* WHAT IS EXPECTED
Reproduce all of the material below line for line, without changing anything, and omit the pictures.

>>

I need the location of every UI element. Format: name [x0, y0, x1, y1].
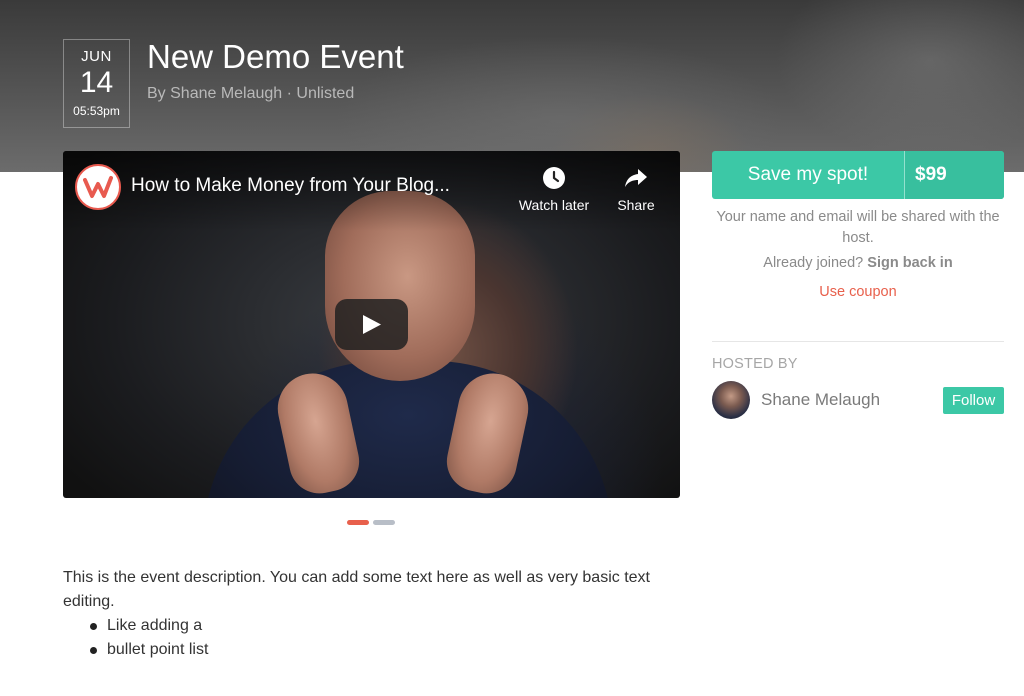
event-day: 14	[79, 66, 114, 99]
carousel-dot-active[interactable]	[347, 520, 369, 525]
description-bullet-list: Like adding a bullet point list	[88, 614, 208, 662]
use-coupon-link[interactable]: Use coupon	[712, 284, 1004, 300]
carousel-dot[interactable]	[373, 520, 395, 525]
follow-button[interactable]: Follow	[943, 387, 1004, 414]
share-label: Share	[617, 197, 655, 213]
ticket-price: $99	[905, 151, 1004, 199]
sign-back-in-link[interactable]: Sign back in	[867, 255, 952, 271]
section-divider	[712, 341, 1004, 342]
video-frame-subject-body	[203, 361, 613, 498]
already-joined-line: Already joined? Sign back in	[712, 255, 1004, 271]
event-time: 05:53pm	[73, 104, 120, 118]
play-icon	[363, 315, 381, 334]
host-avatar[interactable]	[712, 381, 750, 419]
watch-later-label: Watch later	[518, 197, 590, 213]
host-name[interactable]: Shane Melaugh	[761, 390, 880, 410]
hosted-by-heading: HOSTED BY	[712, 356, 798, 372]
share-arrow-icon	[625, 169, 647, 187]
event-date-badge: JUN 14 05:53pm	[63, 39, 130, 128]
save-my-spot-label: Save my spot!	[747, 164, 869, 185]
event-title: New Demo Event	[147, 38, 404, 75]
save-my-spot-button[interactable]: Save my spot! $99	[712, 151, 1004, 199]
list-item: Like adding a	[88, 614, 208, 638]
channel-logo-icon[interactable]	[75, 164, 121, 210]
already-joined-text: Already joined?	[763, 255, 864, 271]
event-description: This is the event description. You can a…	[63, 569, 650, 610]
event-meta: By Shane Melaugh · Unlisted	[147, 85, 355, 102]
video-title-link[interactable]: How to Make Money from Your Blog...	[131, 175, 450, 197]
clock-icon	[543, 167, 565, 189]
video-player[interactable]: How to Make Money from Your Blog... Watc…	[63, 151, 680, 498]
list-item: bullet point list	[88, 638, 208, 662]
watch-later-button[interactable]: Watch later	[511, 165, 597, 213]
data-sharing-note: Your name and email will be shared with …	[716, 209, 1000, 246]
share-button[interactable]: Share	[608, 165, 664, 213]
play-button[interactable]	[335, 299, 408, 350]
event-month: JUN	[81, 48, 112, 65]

<<

* SOLUTION TO THIS EXERCISE
I need the location of every UI element. Format: name [x0, y0, x1, y1].
event-day: 14	[79, 66, 114, 99]
carousel-dot-active[interactable]	[347, 520, 369, 525]
description-bullet-list: Like adding a bullet point list	[88, 614, 208, 662]
use-coupon-link[interactable]: Use coupon	[712, 284, 1004, 300]
carousel-dot[interactable]	[373, 520, 395, 525]
follow-button[interactable]: Follow	[943, 387, 1004, 414]
share-label: Share	[617, 197, 655, 213]
ticket-price: $99	[905, 151, 1004, 199]
sign-back-in-link[interactable]: Sign back in	[867, 255, 952, 271]
section-divider	[712, 341, 1004, 342]
video-frame-subject-body	[203, 361, 613, 498]
already-joined-line: Already joined? Sign back in	[712, 255, 1004, 271]
event-time: 05:53pm	[73, 104, 120, 118]
play-icon	[363, 315, 381, 334]
host-avatar[interactable]	[712, 381, 750, 419]
watch-later-label: Watch later	[518, 197, 590, 213]
host-name[interactable]: Shane Melaugh	[761, 390, 880, 410]
hosted-by-heading: HOSTED BY	[712, 356, 798, 372]
share-arrow-icon	[625, 169, 647, 187]
event-date-badge: JUN 14 05:53pm	[63, 39, 130, 128]
save-my-spot-label: Save my spot!	[747, 164, 869, 185]
event-title: New Demo Event	[147, 38, 404, 75]
save-my-spot-button[interactable]: Save my spot! $99	[712, 151, 1004, 199]
list-item: Like adding a	[88, 614, 208, 638]
channel-logo-icon[interactable]	[75, 164, 121, 210]
already-joined-text: Already joined?	[763, 255, 864, 271]
event-description: This is the event description. You can a…	[63, 569, 650, 610]
event-meta: By Shane Melaugh · Unlisted	[147, 85, 355, 102]
video-title-link[interactable]: How to Make Money from Your Blog...	[131, 175, 450, 197]
clock-icon	[543, 167, 565, 189]
video-player[interactable]: How to Make Money from Your Blog... Watc…	[63, 151, 680, 498]
list-item: bullet point list	[88, 638, 208, 662]
watch-later-button[interactable]: Watch later	[511, 165, 597, 213]
data-sharing-note: Your name and email will be shared with …	[716, 209, 1000, 246]
share-button[interactable]: Share	[608, 165, 664, 213]
play-button[interactable]	[335, 299, 408, 350]
event-month: JUN	[81, 48, 112, 65]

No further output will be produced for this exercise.